====== Records ======

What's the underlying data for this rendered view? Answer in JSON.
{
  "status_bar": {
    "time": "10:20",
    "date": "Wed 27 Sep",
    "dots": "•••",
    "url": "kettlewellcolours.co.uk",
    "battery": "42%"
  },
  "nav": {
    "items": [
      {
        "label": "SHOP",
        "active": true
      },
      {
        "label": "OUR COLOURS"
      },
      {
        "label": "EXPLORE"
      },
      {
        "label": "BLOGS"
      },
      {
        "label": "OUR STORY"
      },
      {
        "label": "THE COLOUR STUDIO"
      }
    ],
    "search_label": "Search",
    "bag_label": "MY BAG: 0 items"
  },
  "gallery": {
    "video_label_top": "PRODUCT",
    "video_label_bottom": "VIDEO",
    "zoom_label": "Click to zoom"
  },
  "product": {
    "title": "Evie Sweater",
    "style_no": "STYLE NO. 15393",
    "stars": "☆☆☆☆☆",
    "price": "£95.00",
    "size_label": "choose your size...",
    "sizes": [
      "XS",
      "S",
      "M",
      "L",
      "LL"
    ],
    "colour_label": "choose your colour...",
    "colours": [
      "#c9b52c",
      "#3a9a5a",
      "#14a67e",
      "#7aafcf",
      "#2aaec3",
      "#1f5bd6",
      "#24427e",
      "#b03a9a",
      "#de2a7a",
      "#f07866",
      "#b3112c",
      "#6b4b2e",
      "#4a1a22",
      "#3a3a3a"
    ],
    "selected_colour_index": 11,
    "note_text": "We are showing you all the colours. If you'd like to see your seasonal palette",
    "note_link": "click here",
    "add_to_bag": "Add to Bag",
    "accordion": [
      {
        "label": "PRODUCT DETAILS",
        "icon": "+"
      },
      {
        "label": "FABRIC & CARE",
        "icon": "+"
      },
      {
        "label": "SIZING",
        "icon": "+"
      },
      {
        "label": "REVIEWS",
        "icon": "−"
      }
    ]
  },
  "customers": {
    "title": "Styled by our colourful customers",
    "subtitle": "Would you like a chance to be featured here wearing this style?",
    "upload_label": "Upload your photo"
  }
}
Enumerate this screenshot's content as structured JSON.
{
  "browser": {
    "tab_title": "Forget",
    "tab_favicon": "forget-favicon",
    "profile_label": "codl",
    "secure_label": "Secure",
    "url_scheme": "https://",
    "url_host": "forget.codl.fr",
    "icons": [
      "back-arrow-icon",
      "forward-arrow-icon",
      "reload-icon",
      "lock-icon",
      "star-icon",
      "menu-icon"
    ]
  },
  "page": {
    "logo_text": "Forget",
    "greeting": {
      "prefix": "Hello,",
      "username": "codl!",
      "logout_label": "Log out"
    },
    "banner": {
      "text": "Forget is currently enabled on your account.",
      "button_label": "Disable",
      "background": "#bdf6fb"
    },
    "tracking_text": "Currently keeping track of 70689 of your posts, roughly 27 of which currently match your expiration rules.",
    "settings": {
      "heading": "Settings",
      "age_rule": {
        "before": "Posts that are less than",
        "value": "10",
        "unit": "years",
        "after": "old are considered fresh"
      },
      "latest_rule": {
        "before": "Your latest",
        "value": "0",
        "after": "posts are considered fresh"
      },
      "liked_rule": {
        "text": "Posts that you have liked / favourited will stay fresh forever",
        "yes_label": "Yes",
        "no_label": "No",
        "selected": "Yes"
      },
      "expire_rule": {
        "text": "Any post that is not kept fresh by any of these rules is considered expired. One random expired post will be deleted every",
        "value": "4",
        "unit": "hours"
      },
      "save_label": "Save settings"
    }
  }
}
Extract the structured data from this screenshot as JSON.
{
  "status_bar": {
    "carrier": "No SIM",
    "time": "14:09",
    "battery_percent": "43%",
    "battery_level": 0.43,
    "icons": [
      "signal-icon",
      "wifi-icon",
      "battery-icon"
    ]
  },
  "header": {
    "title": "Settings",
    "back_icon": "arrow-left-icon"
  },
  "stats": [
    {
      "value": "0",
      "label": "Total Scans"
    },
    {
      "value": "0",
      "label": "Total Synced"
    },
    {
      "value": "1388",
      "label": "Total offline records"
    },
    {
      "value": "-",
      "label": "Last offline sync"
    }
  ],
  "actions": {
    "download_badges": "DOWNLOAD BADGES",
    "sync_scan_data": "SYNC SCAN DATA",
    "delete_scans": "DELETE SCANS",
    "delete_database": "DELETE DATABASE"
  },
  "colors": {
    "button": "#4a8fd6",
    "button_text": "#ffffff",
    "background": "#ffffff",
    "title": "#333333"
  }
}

======

Required work: Above are the records. Copy every line in them holding "rules".

Solution to the problem:
    "tracking_text": "Currently keeping track of 70689 of your posts, roughly 27 of which currently match your expiration rules.",
        "text": "Any post that is not kept fresh by any of these rules is considered expired. One random expired post will be deleted every",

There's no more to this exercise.